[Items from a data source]
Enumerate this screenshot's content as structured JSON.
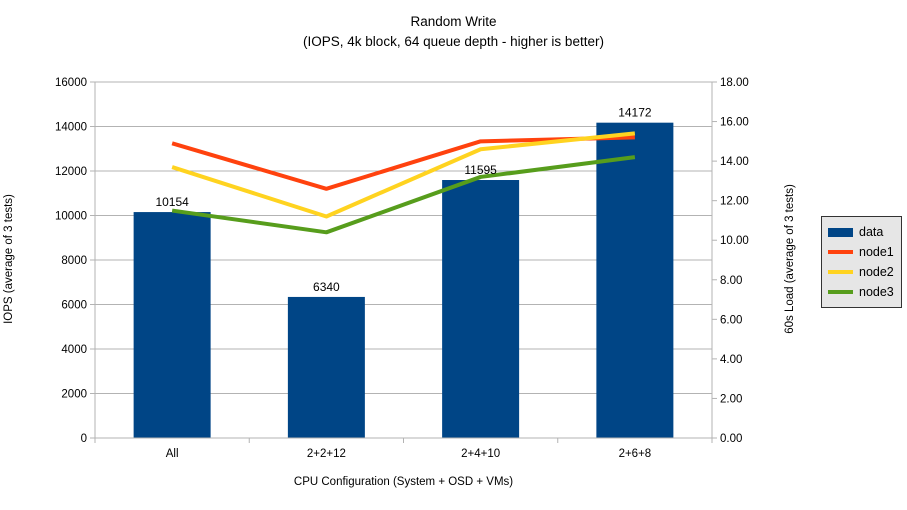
{
  "chart_data": {
    "type": "combo-bar-line",
    "title": "Random Write",
    "subtitle": "(IOPS, 4k block, 64 queue depth - higher is better)",
    "xlabel": "CPU Configuration (System + OSD + VMs)",
    "ylabel_left": "IOPS (average of 3 tests)",
    "ylabel_right": "60s Load (average of 3 tests)",
    "categories": [
      "All",
      "2+2+12",
      "2+4+10",
      "2+6+8"
    ],
    "bar_series": {
      "name": "data",
      "axis": "left",
      "color": "#004586",
      "values": [
        10154,
        6340,
        11595,
        14172
      ],
      "labels": [
        "10154",
        "6340",
        "11595",
        "14172"
      ]
    },
    "line_series": [
      {
        "name": "node1",
        "axis": "right",
        "color": "#ff420e",
        "values": [
          14.9,
          12.6,
          15.0,
          15.2
        ]
      },
      {
        "name": "node2",
        "axis": "right",
        "color": "#ffd320",
        "values": [
          13.7,
          11.2,
          14.6,
          15.4
        ]
      },
      {
        "name": "node3",
        "axis": "right",
        "color": "#579d1c",
        "values": [
          11.5,
          10.4,
          13.2,
          14.2
        ]
      }
    ],
    "left_axis": {
      "min": 0,
      "max": 16000,
      "ticks": [
        "0",
        "2000",
        "4000",
        "6000",
        "8000",
        "10000",
        "12000",
        "14000",
        "16000"
      ]
    },
    "right_axis": {
      "min": 0,
      "max": 18,
      "ticks": [
        "0.00",
        "2.00",
        "4.00",
        "6.00",
        "8.00",
        "10.00",
        "12.00",
        "14.00",
        "16.00",
        "18.00"
      ]
    },
    "grid": "horizontal",
    "legend": {
      "position": "right",
      "items": [
        {
          "label": "data",
          "swatch": "bar",
          "color": "#004586"
        },
        {
          "label": "node1",
          "swatch": "line",
          "color": "#ff420e"
        },
        {
          "label": "node2",
          "swatch": "line",
          "color": "#ffd320"
        },
        {
          "label": "node3",
          "swatch": "line",
          "color": "#579d1c"
        }
      ]
    },
    "colors": {
      "background": "#ffffff",
      "gridline": "#b3b3b3",
      "axis": "#b3b3b3",
      "text": "#000000",
      "legend_background": "#e6e6e6",
      "legend_border": "#333333"
    }
  }
}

- The exercise -
Determine how many lines of the data contain "average" and give nothing but that number.

- Solution for this task -
2